## Work to be completed
Report the number of lines where the string "Holz" occurs, and write nothing else.

####

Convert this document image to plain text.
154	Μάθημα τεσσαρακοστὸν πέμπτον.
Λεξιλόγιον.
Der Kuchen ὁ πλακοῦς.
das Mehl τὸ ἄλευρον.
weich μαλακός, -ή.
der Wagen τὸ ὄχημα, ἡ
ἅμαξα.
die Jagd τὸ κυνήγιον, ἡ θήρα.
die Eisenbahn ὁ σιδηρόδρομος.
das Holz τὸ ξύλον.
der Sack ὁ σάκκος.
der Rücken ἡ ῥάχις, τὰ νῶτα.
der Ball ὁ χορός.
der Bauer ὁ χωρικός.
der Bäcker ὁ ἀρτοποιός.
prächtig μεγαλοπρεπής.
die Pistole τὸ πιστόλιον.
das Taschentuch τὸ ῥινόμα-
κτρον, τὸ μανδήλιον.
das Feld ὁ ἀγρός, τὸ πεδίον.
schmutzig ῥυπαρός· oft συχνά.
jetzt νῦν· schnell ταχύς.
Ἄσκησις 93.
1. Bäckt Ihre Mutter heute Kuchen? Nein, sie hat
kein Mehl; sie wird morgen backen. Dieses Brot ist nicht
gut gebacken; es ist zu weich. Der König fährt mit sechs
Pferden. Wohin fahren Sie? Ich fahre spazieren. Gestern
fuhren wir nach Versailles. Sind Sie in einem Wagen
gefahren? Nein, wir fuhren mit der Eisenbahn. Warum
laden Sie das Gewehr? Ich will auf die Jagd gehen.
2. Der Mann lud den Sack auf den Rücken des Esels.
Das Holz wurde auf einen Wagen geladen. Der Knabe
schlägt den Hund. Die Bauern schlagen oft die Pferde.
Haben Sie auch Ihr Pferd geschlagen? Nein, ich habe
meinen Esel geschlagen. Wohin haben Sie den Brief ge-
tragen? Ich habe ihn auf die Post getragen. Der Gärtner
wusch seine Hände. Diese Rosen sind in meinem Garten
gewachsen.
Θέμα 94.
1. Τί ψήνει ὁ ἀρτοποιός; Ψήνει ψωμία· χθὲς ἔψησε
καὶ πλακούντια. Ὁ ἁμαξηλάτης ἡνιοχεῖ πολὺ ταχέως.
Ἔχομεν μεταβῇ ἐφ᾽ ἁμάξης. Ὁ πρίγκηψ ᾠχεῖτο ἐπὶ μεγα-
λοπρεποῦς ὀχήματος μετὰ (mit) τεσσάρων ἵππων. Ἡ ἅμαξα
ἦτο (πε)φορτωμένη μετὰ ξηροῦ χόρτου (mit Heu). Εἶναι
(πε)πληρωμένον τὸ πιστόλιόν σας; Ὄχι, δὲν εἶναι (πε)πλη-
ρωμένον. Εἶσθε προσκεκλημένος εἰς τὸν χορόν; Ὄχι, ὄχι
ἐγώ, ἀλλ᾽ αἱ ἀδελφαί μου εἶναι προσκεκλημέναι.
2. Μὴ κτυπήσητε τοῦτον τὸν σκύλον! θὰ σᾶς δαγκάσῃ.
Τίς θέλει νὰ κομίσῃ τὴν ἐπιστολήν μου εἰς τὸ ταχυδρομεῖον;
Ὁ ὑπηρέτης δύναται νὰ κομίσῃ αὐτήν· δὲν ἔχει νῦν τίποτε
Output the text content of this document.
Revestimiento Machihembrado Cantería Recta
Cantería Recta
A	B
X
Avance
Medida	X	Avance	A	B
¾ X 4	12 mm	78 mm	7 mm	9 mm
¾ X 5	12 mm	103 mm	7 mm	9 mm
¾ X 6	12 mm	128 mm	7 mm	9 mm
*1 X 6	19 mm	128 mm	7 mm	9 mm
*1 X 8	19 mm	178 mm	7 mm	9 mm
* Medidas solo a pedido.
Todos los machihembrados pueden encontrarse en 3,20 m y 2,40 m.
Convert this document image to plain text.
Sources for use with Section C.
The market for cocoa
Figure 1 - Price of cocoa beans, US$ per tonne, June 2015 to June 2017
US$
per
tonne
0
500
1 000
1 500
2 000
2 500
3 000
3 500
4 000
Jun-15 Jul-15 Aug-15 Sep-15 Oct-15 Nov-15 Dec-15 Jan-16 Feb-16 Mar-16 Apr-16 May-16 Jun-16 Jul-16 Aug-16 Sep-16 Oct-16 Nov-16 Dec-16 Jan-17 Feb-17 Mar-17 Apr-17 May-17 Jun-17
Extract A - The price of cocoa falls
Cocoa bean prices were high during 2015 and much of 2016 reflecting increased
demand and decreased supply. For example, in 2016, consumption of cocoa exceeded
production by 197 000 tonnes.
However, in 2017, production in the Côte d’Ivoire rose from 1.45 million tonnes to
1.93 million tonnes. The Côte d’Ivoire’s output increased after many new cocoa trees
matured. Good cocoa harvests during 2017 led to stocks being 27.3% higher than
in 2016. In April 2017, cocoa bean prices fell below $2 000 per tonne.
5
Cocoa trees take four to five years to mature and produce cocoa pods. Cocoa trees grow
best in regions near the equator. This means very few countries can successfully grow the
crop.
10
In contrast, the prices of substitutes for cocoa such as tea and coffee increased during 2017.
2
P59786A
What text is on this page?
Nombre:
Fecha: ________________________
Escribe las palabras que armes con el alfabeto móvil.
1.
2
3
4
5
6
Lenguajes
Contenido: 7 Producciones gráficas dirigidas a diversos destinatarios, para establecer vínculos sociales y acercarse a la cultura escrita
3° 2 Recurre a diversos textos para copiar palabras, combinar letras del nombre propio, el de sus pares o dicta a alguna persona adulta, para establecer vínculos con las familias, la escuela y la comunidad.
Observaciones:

####

## Task answer
2